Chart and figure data
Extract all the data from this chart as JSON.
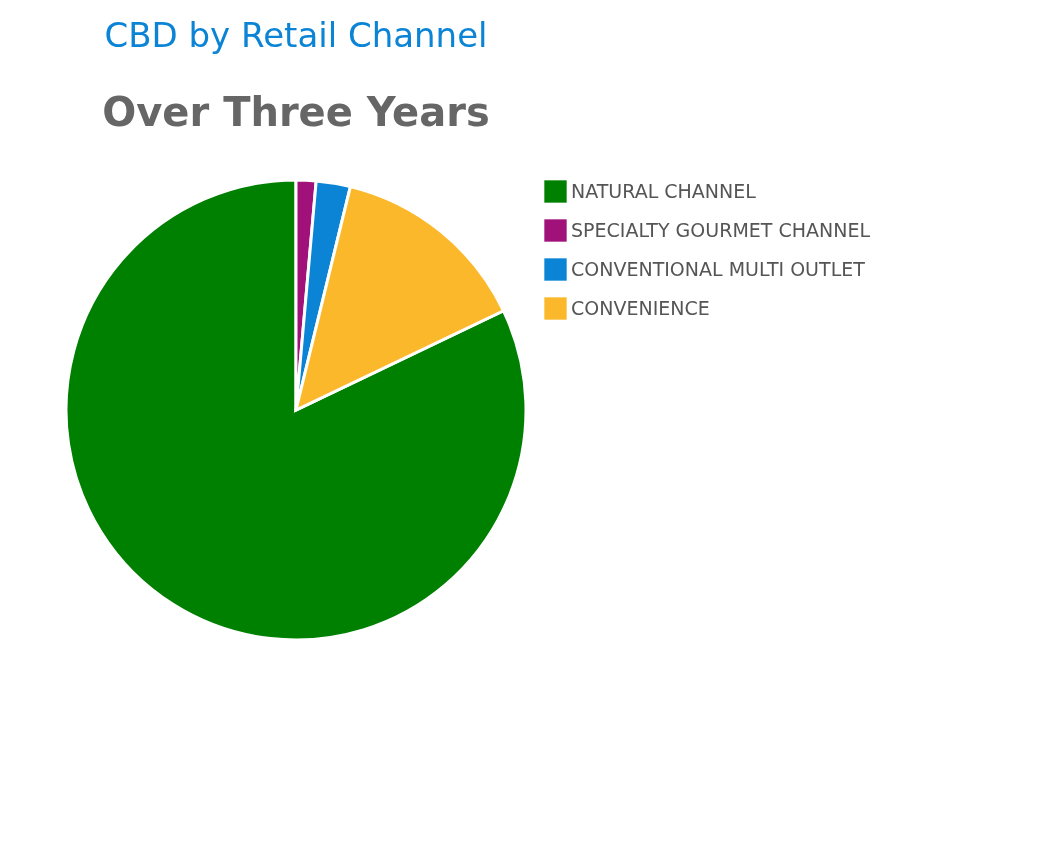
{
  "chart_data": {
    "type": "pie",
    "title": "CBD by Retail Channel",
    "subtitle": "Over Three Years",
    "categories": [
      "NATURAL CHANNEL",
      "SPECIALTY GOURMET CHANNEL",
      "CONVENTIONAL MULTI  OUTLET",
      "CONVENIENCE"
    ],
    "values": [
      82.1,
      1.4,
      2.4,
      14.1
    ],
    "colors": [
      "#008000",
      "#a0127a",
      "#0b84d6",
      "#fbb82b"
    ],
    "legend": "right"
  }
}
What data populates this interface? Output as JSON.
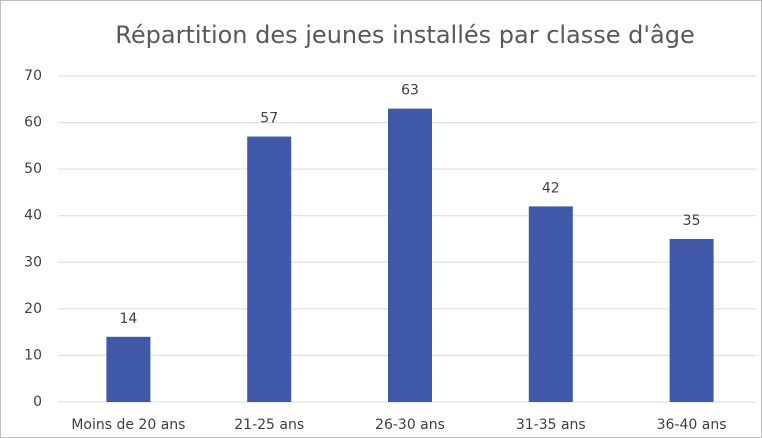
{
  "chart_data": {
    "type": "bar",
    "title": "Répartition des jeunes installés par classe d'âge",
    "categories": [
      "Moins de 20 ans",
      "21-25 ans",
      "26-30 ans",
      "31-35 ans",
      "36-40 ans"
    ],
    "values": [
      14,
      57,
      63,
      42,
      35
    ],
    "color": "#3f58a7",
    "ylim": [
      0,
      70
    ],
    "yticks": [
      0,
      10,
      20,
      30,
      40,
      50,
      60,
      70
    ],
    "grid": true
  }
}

### Set task
Omit the pictures, then output the rest of the listing exactly.

### Right answer
Extract all the data from this chart as JSON.
{
  "chart_data": {
    "type": "pie",
    "title": "CBD by Retail Channel",
    "subtitle": "Over Three Years",
    "categories": [
      "NATURAL CHANNEL",
      "SPECIALTY GOURMET CHANNEL",
      "CONVENTIONAL MULTI  OUTLET",
      "CONVENIENCE"
    ],
    "values": [
      82.1,
      1.4,
      2.4,
      14.1
    ],
    "colors": [
      "#008000",
      "#a0127a",
      "#0b84d6",
      "#fbb82b"
    ],
    "legend": "right"
  }
}
What data populates this interface? Output as JSON.
{
  "chart_data": {
    "type": "bar",
    "title": "Répartition des jeunes installés par classe d'âge",
    "categories": [
      "Moins de 20 ans",
      "21-25 ans",
      "26-30 ans",
      "31-35 ans",
      "36-40 ans"
    ],
    "values": [
      14,
      57,
      63,
      42,
      35
    ],
    "color": "#3f58a7",
    "ylim": [
      0,
      70
    ],
    "yticks": [
      0,
      10,
      20,
      30,
      40,
      50,
      60,
      70
    ],
    "grid": true
  }
}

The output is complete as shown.